** start of EXTRACTED ENTRIES **

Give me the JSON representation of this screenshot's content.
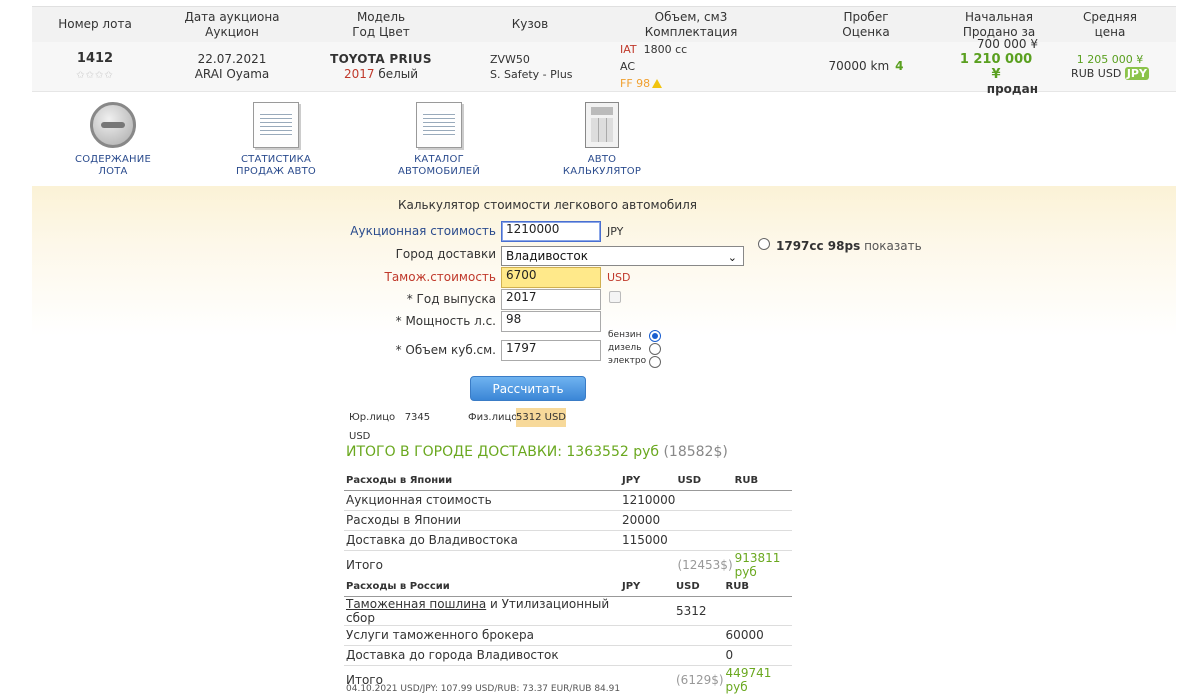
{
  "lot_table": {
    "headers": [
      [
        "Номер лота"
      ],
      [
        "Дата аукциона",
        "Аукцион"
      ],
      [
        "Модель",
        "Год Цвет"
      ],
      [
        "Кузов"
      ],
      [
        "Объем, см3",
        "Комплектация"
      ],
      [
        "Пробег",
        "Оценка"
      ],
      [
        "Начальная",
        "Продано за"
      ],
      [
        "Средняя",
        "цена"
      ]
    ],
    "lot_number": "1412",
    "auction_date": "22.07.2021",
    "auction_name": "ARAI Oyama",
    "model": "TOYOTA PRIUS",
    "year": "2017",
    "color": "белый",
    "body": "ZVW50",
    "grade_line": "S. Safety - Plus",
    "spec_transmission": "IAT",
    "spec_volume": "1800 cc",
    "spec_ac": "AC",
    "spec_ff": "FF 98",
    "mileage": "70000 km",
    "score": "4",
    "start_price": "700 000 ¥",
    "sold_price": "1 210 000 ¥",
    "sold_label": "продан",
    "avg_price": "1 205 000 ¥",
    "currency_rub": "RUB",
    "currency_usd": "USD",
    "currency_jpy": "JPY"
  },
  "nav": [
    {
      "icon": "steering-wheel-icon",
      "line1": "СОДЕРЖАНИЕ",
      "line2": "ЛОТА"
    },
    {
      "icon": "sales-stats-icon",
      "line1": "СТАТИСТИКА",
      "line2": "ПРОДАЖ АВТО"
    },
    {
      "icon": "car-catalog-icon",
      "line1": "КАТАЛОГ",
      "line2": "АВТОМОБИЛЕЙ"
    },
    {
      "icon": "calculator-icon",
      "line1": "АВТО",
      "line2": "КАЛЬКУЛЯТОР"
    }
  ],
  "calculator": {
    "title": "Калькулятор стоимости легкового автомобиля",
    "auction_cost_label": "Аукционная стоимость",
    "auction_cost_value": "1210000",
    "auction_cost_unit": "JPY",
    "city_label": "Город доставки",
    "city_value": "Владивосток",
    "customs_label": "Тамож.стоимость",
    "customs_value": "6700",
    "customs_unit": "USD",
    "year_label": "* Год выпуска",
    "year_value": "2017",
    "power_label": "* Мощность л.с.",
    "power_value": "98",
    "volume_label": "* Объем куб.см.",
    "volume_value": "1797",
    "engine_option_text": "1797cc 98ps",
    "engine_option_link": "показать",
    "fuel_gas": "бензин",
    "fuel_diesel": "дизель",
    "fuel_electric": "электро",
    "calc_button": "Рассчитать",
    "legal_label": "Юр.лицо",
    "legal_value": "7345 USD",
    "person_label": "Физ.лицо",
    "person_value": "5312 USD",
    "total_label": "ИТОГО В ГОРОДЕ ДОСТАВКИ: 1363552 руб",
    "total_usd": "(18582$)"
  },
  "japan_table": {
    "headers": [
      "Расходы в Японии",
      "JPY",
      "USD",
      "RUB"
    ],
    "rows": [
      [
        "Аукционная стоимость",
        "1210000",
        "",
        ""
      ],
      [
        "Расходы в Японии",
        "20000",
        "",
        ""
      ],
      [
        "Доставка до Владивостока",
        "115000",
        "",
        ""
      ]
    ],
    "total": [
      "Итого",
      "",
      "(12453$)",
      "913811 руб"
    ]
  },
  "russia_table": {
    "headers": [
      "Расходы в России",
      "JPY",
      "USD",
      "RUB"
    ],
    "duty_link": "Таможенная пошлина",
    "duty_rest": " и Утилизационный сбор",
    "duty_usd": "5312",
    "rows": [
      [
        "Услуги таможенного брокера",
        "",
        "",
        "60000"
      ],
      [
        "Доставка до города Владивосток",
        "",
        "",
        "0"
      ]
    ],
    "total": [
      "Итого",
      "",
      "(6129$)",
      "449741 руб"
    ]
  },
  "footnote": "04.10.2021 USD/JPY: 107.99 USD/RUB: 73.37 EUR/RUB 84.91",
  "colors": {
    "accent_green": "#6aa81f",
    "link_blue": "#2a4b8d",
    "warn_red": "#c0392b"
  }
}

** end of EXTRACTED ENTRIES **

AIM OF THE TASK - Gather all the lines that include the word "Расходы" and copy them out.

FINISHED ANSWER -
      "Расходы в Японии",
        "Расходы в Японии",
      "Расходы в России",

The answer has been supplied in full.